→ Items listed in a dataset

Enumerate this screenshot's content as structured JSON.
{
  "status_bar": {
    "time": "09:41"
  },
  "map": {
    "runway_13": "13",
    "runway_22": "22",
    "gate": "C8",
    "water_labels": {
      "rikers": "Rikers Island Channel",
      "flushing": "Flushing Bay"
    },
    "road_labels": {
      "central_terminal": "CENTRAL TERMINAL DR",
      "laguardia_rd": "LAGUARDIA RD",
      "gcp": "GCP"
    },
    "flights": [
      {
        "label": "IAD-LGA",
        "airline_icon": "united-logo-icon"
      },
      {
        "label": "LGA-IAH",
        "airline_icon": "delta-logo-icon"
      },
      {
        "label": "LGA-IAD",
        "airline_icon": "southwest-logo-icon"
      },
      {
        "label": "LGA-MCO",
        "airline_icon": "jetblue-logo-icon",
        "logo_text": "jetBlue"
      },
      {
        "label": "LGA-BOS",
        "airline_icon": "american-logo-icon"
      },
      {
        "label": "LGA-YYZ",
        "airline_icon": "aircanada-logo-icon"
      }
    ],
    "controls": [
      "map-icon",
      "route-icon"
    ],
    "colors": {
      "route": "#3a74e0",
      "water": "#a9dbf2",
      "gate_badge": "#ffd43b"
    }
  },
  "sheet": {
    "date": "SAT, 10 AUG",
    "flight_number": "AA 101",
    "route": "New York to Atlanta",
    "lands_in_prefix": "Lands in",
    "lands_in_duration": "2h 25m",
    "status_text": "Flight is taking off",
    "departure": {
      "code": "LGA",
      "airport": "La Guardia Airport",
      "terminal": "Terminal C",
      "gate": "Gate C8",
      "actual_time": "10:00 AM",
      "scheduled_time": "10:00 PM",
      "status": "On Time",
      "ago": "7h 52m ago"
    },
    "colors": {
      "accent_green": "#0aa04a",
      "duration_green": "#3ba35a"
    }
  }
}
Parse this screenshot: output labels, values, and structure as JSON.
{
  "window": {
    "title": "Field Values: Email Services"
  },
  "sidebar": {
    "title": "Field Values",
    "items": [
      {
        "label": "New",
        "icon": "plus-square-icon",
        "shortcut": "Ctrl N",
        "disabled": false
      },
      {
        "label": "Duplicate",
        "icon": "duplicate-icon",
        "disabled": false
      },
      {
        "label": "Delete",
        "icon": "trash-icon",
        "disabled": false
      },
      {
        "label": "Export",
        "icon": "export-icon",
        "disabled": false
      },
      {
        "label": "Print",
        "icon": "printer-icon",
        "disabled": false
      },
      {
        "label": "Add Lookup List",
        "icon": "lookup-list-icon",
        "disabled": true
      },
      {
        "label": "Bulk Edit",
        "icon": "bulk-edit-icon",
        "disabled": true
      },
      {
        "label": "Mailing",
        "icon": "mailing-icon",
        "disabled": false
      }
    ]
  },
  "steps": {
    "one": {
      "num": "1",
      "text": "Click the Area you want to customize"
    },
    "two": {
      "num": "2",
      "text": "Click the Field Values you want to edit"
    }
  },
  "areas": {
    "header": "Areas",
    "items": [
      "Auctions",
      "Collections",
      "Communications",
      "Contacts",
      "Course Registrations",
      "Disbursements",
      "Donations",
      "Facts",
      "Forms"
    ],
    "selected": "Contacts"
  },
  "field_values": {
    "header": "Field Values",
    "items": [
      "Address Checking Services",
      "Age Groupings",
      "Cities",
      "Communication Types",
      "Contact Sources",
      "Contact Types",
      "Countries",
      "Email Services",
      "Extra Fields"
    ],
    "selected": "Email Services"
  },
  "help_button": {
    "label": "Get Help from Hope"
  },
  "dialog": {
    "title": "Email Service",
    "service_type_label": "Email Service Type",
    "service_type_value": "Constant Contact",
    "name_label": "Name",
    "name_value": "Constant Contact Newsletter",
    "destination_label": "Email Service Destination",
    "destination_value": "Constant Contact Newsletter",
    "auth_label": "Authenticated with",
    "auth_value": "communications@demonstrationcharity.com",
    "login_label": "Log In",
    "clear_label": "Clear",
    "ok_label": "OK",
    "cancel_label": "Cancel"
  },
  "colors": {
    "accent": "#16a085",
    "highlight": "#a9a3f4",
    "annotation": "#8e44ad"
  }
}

→ Your task
Show the lines of the records that include the string "route".

→ Answer to the exercise
      "route-icon"
      "route": "#3a74e0",
    "route": "New York to Atlanta",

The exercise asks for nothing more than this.